Records contained in a dataset:
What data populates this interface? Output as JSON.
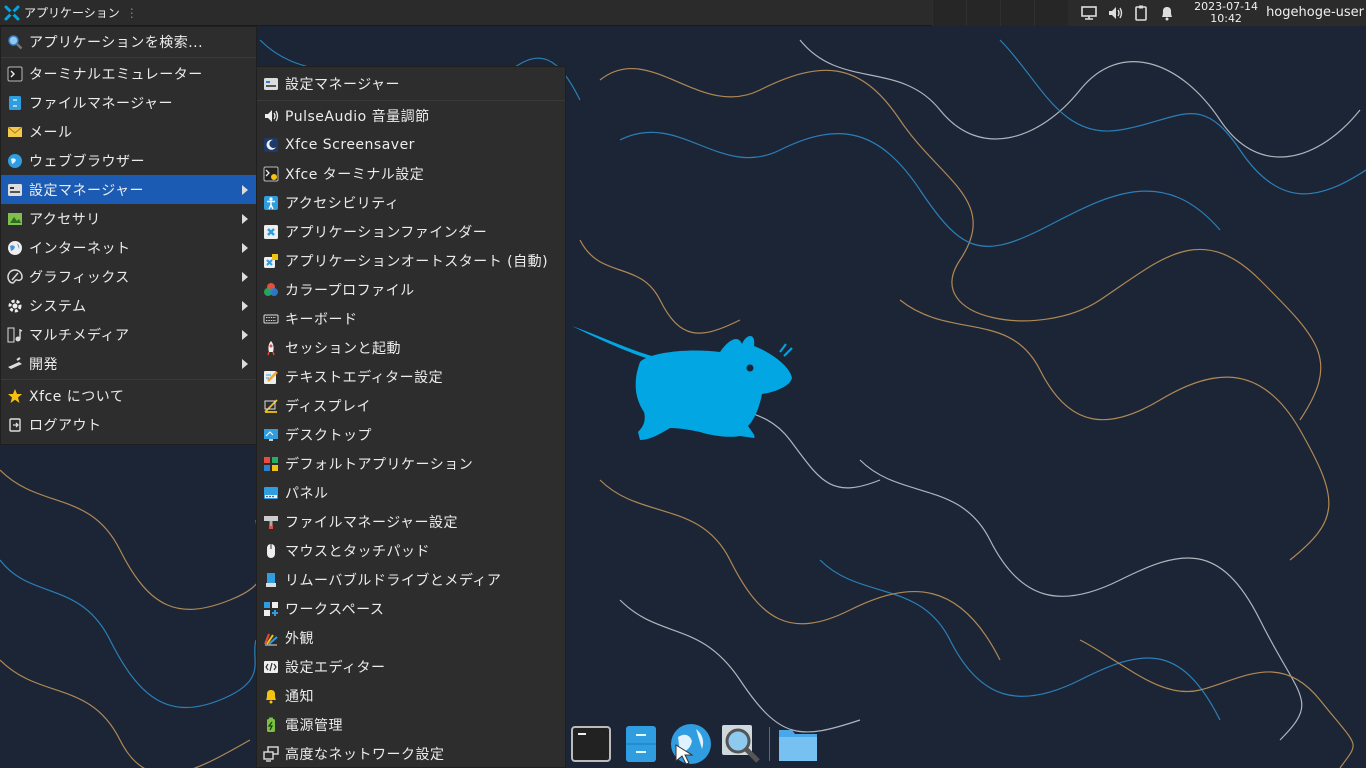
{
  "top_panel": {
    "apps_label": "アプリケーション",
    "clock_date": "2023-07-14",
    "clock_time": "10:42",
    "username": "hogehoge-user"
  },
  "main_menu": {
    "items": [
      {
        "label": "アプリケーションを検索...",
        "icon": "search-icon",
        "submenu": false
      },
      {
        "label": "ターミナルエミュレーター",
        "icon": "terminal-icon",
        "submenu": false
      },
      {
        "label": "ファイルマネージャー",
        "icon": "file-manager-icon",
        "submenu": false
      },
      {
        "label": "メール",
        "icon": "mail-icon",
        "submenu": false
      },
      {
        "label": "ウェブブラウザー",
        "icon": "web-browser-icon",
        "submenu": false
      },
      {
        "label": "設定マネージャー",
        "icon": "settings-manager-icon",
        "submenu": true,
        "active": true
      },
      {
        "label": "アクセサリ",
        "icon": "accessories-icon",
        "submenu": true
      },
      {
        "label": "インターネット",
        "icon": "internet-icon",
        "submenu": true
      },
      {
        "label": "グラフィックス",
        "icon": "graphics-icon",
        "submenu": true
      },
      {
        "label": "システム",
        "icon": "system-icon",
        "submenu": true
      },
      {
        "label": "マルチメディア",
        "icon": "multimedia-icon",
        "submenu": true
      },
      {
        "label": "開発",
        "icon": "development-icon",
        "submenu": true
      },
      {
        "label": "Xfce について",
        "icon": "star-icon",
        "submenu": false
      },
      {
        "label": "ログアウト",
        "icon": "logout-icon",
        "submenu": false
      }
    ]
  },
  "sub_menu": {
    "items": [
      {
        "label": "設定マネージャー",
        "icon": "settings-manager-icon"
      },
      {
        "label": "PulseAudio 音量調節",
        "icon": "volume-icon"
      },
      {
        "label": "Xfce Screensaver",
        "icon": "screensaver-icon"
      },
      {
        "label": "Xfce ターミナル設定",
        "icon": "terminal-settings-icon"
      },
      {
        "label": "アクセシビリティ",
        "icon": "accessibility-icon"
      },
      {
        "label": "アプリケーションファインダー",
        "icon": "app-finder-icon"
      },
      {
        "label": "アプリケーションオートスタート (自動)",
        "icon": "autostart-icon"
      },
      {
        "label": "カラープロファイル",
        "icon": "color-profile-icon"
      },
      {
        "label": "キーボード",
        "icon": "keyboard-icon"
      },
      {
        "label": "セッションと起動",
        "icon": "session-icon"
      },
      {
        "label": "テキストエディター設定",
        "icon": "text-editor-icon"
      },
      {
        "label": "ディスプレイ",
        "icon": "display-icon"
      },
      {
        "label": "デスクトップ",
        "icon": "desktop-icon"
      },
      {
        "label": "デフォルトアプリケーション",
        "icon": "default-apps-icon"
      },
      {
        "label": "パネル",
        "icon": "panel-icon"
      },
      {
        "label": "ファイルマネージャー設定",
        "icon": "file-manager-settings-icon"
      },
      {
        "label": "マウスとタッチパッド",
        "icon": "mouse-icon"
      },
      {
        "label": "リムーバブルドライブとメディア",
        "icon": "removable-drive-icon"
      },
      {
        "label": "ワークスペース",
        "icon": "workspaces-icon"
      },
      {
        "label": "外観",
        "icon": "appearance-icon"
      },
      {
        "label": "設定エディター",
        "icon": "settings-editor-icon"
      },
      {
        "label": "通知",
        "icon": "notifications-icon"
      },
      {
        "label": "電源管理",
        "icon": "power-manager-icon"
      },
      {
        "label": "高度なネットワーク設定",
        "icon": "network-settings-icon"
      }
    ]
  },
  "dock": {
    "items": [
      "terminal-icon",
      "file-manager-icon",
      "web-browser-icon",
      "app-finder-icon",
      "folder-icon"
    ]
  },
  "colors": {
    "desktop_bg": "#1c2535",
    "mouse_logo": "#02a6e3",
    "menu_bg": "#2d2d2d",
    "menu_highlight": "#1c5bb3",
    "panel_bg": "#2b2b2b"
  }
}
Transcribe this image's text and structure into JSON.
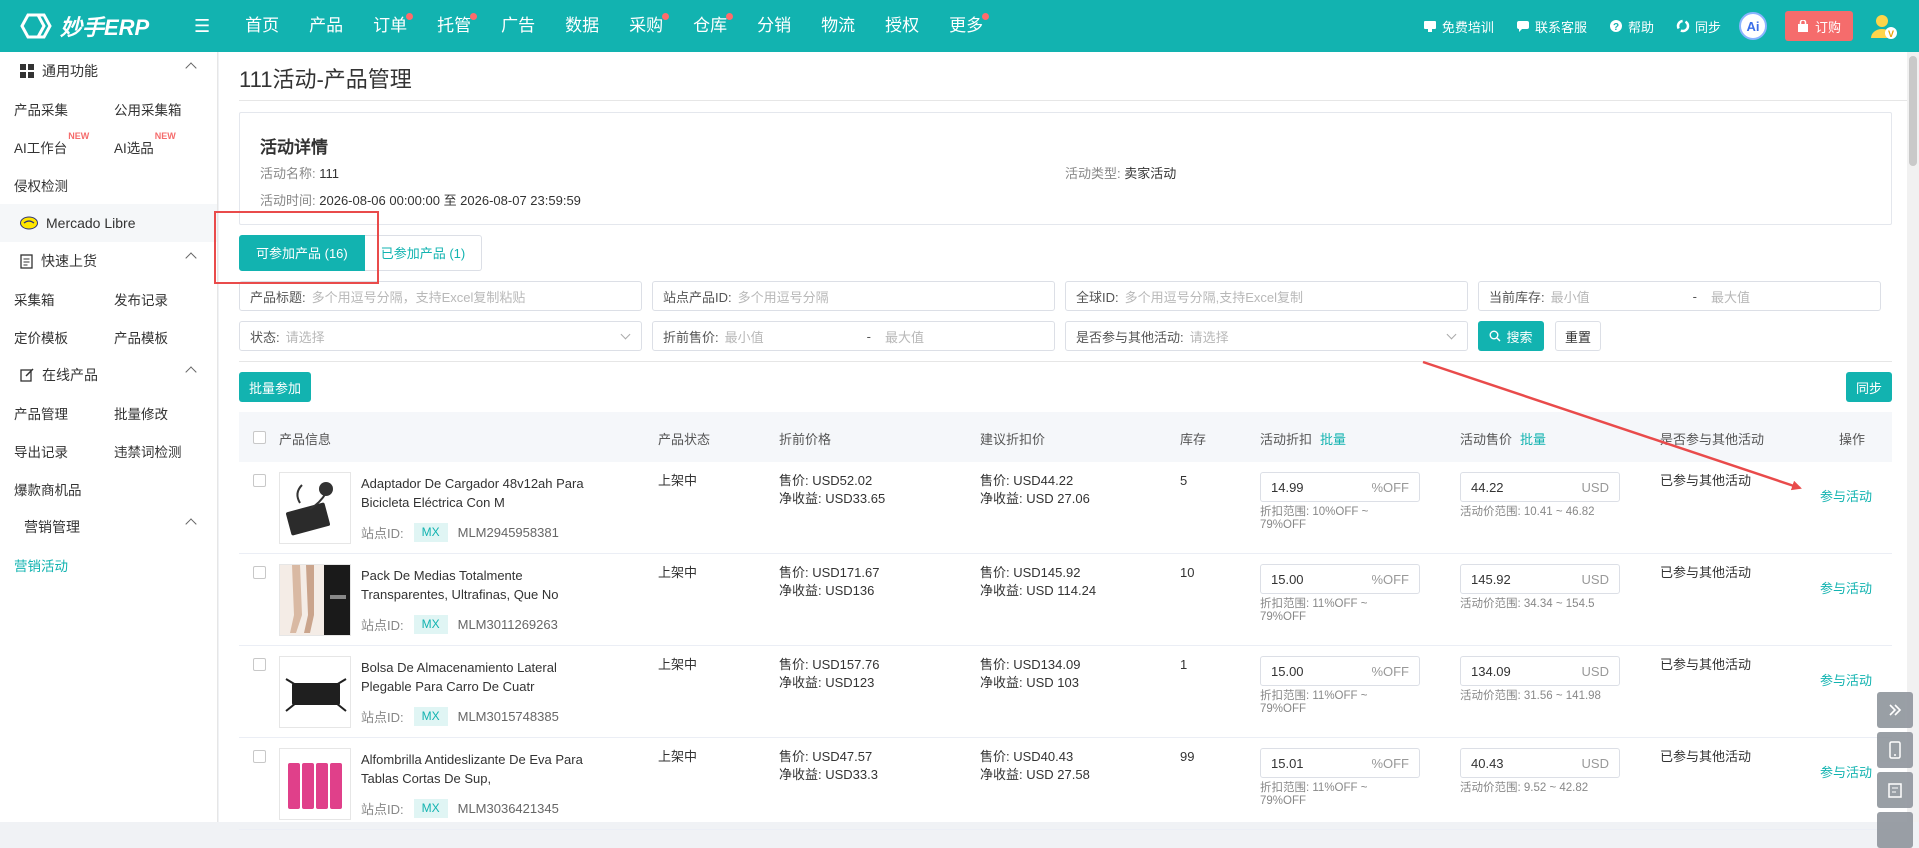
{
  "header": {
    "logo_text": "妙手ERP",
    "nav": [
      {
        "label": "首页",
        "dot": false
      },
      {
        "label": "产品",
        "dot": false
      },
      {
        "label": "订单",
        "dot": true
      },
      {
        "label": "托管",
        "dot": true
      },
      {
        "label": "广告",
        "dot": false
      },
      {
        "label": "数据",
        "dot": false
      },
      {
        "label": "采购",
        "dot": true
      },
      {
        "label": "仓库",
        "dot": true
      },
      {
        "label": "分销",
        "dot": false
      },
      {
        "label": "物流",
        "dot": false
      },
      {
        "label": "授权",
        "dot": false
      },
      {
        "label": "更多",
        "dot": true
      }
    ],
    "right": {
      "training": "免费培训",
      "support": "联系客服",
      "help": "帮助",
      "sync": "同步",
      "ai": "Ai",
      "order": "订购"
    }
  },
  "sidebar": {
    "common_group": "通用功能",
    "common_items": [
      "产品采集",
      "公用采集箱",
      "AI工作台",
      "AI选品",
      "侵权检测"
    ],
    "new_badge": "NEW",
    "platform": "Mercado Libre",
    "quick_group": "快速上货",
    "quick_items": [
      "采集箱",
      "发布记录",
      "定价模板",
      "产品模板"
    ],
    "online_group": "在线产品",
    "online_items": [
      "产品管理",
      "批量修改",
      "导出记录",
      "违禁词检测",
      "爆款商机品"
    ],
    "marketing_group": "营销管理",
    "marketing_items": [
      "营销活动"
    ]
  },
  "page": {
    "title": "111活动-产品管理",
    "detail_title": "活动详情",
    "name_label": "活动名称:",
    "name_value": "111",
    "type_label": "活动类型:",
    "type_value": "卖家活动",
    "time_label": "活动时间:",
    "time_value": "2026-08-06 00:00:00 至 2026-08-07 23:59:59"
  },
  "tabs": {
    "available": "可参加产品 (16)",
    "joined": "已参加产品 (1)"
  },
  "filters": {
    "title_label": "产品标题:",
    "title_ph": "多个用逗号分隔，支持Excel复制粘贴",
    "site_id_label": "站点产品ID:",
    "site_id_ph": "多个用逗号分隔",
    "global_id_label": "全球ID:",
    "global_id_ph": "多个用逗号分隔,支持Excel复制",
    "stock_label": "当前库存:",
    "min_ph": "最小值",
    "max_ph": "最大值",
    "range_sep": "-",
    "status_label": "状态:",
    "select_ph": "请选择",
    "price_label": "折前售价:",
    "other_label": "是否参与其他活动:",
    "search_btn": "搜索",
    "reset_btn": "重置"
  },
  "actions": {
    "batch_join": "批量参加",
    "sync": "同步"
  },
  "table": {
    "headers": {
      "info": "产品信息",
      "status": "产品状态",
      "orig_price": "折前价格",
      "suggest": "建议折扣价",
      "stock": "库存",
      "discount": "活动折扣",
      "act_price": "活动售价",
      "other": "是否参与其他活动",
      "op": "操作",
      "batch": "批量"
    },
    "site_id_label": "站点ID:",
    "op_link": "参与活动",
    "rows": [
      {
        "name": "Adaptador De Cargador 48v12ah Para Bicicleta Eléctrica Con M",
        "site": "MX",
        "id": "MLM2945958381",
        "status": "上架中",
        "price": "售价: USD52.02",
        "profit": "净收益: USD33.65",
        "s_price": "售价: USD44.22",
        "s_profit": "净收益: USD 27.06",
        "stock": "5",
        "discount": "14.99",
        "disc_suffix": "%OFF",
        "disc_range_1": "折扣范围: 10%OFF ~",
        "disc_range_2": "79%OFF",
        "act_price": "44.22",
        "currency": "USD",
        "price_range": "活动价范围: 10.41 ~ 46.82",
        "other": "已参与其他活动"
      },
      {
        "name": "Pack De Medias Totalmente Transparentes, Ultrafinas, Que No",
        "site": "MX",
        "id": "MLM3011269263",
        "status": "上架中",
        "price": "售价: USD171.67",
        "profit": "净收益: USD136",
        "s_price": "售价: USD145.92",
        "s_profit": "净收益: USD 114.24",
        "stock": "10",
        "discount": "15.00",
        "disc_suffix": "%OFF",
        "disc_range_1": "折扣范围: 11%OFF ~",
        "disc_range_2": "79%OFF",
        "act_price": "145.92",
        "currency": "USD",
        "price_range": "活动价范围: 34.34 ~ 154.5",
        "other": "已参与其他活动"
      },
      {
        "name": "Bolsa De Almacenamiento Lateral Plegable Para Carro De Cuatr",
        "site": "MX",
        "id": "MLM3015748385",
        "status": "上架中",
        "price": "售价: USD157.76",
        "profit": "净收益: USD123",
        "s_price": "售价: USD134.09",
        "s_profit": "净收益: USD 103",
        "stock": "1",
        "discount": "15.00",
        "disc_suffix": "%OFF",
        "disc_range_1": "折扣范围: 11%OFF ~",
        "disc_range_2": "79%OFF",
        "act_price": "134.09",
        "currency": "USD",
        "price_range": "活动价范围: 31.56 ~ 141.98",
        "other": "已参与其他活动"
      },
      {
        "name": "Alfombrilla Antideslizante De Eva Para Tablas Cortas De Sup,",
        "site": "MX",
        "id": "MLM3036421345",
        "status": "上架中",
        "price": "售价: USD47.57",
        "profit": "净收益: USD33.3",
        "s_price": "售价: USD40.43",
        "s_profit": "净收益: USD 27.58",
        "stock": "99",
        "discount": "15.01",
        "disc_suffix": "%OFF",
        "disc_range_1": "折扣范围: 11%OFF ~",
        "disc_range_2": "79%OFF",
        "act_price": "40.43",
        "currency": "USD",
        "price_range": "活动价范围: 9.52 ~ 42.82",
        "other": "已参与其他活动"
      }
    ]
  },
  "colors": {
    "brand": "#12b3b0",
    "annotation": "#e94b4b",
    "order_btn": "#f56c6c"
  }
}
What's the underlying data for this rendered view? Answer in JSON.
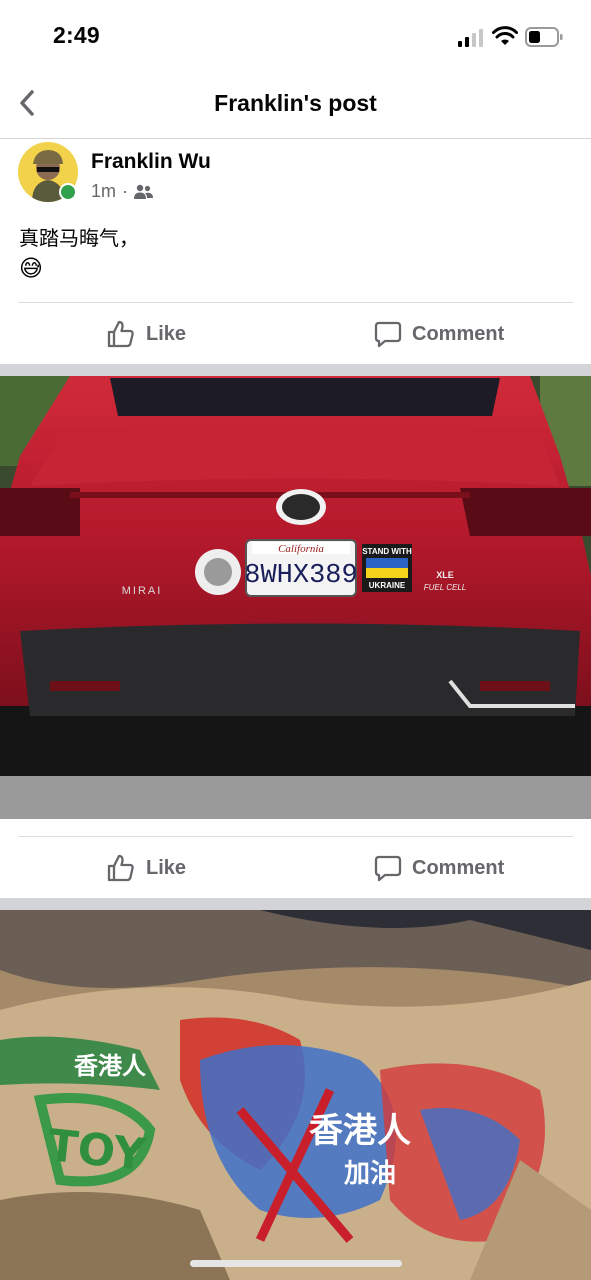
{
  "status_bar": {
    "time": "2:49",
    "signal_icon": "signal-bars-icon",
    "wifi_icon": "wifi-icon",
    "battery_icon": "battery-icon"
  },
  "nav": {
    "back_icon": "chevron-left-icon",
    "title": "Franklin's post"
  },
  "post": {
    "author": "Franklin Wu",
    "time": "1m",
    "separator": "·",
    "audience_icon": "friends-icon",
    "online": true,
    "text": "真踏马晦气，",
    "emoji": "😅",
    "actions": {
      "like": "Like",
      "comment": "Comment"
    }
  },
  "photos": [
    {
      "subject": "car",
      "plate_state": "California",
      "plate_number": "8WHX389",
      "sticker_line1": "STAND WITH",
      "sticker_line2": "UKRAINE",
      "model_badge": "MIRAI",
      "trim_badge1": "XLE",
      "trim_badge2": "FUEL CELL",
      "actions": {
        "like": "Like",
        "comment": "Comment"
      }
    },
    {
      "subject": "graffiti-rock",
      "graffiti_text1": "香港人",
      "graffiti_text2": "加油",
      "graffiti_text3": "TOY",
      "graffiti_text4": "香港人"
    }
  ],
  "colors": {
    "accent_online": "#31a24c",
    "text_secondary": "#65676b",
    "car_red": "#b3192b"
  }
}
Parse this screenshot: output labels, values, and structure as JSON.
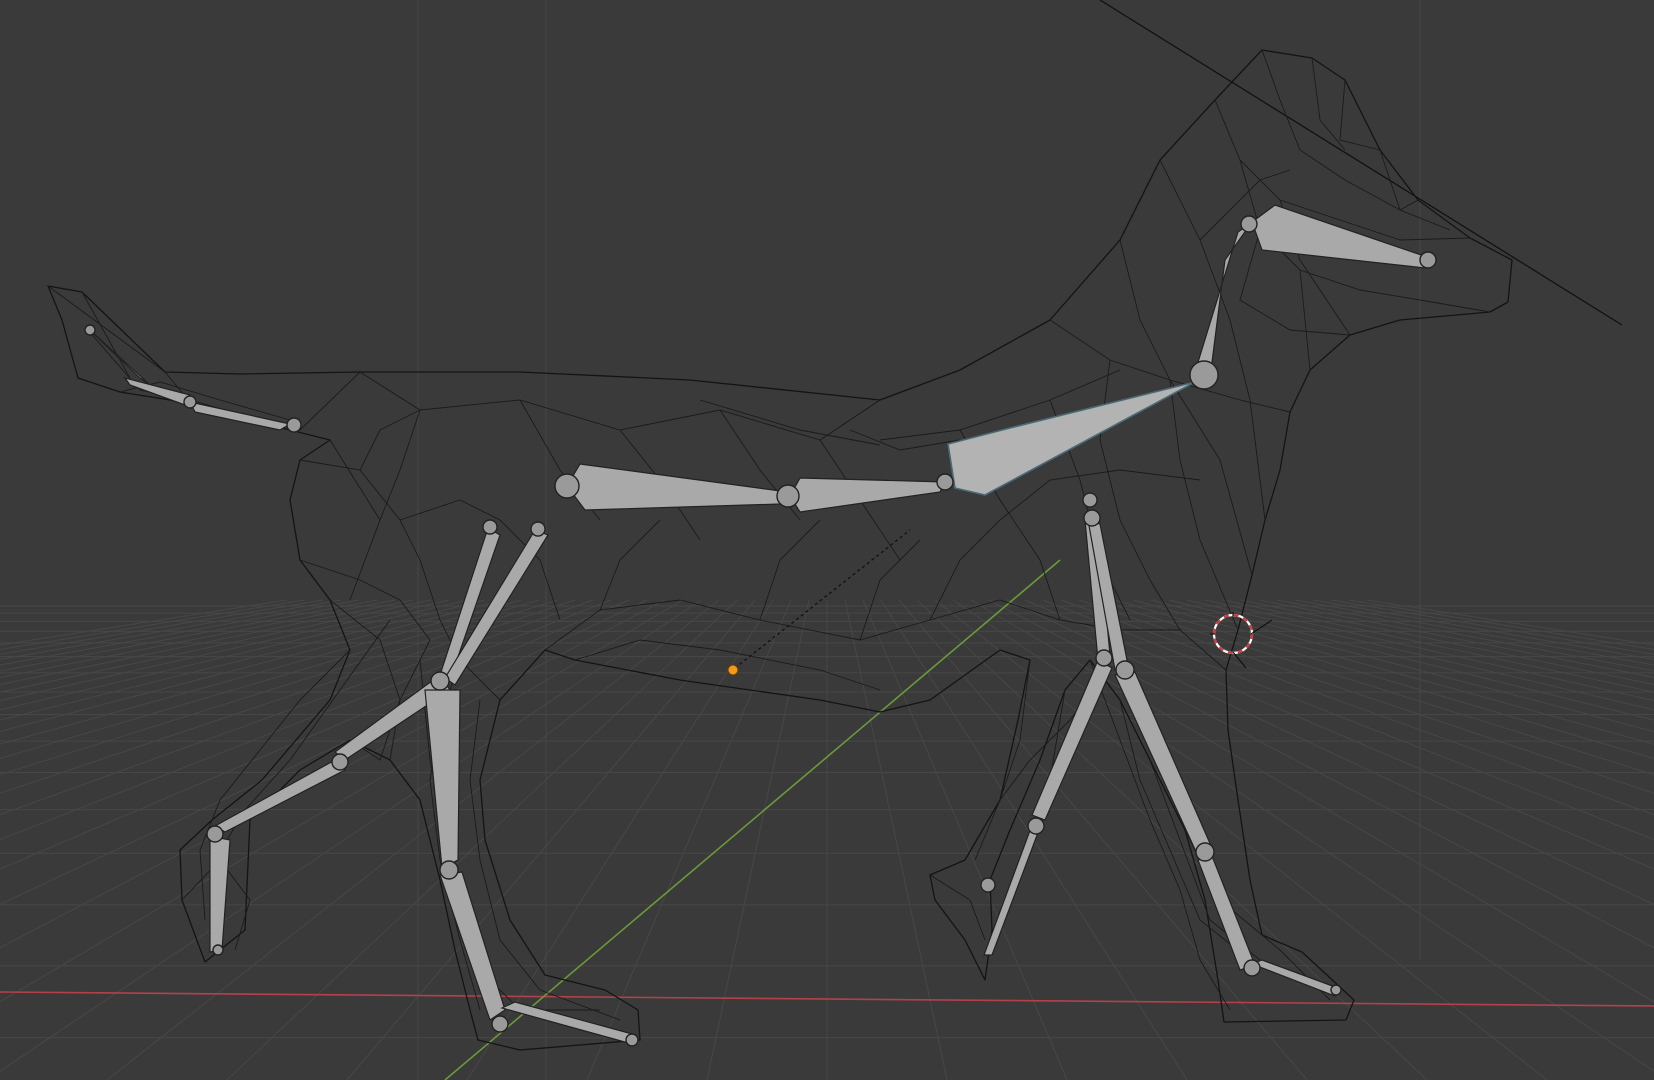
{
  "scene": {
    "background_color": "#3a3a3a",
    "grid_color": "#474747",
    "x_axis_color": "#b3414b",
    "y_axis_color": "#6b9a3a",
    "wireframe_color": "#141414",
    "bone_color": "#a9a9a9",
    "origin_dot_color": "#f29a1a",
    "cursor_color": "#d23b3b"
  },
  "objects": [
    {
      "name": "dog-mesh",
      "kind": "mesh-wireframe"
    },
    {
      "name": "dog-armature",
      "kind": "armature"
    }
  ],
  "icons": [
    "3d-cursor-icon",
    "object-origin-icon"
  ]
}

## [The request]
State only how many lines in the material include "Xfce".

## [Correct response]
3